:: What is required ::
Read the listing below and copy out every line that holds "уровня".

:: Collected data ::
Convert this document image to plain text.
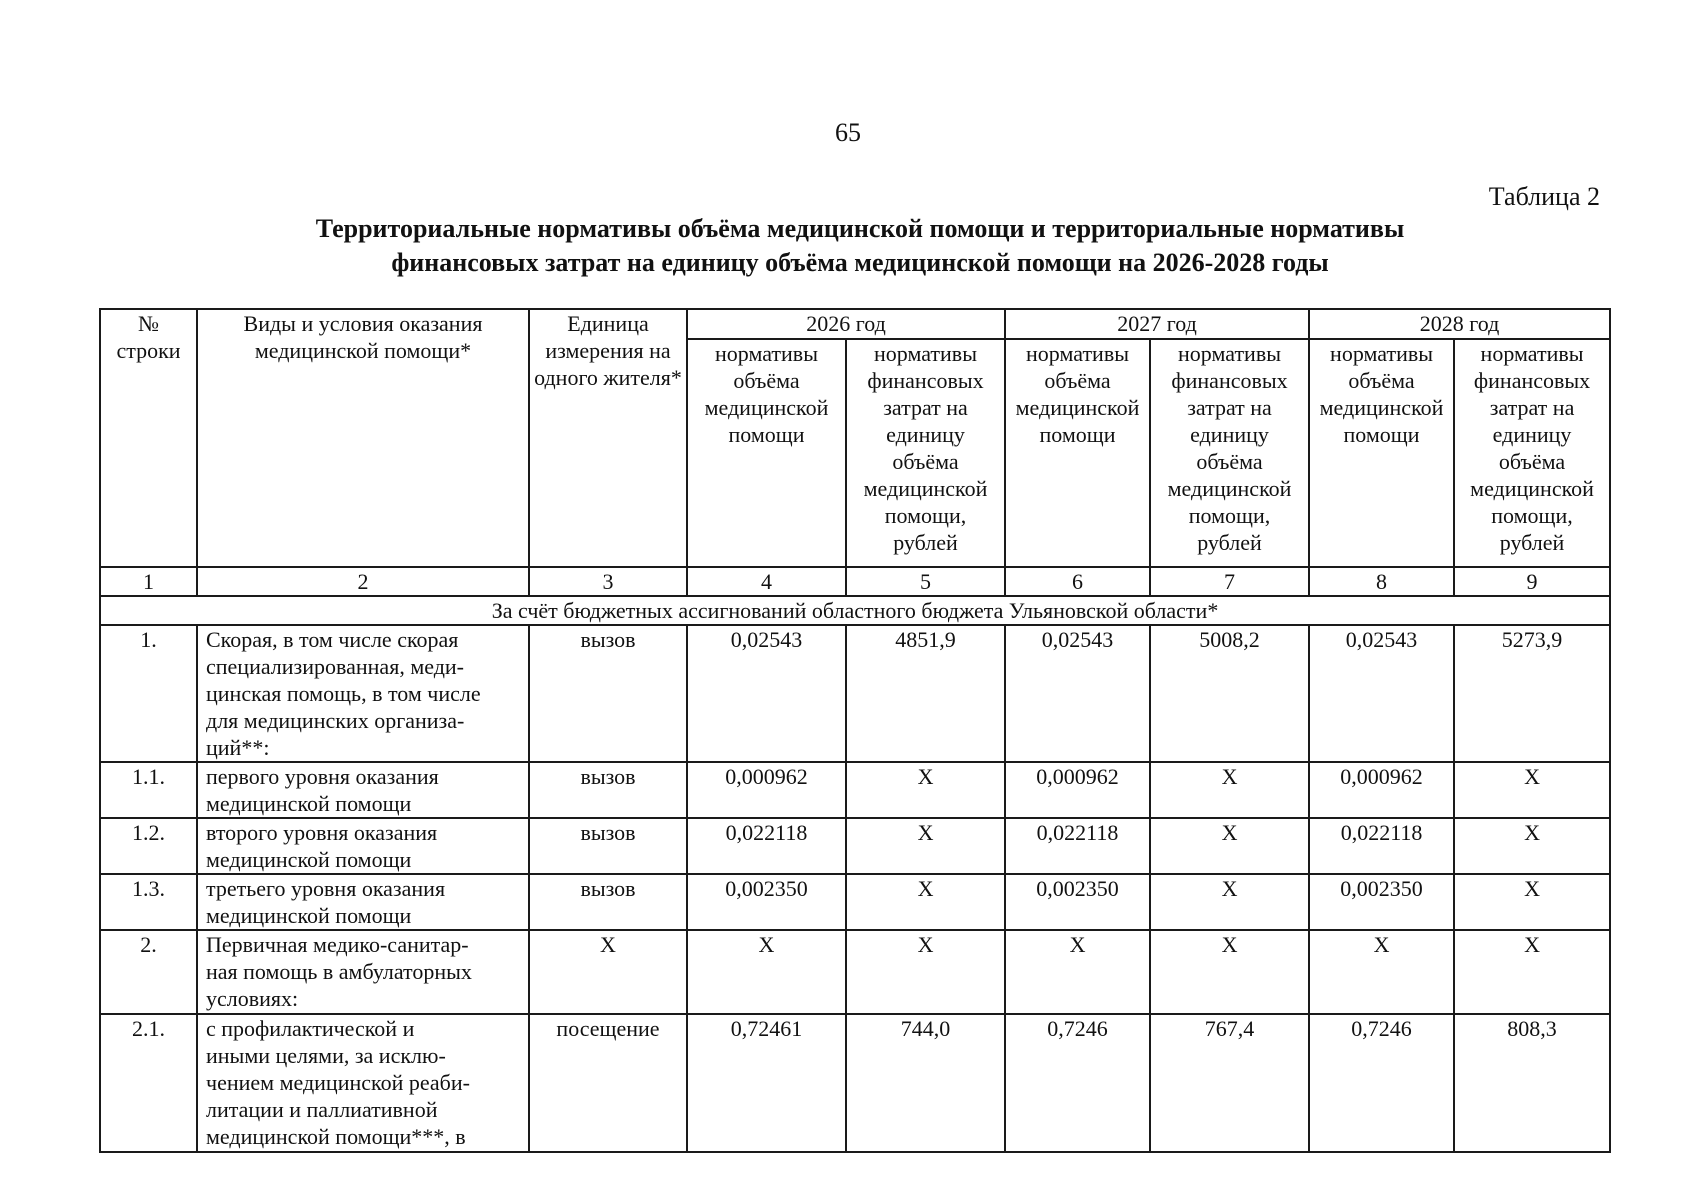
65
Таблица 2
Территориальные нормативы объёма медицинской помощи и территориальные нормативы
финансовых затрат на единицу объёма медицинской помощи на 2026-2028 годы
№ строки	Виды и условия оказания медицинской помощи*	Единица измерения на одного жителя*	2026 год		2027 год		2028 год	
			нормативы объёма медицинской помощи	нормативы финансовых затрат на единицу объёма медицинской помощи, рублей	нормативы объёма медицинской помощи	нормативы финансовых затрат на единицу объёма медицинской помощи, рублей	нормативы объёма медицинской помощи	нормативы финансовых затрат на единицу объёма медицинской помощи, рублей
1	2	3	4	5	6	7	8	9
За счёт бюджетных ассигнований областного бюджета Ульяновской области*								
1.	Скорая, в том числе скорая
специализированная, меди-
цинская помощь, в том числе
для медицинских организа-
ций**:	вызов	0,02543	4851,9	0,02543	5008,2	0,02543	5273,9
1.1.	первого уровня оказания
медицинской помощи	вызов	0,000962	X	0,000962	X	0,000962	X
1.2.	второго уровня оказания
медицинской помощи	вызов	0,022118	X	0,022118	X	0,022118	X
1.3.	третьего уровня оказания
медицинской помощи	вызов	0,002350	X	0,002350	X	0,002350	X
2.	Первичная медико-санитар-
ная помощь в амбулаторных
условиях:	X	X	X	X	X	X	X
2.1.	с профилактической и
иными целями, за исклю-
чением медицинской реаби-
литации и паллиативной
медицинской помощи***, в	посещение	0,72461	744,0	0,7246	767,4	0,7246	808,3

:: Solution ::
1.1.	первого уровня оказания
1.2.	второго уровня оказания
1.3.	третьего уровня оказания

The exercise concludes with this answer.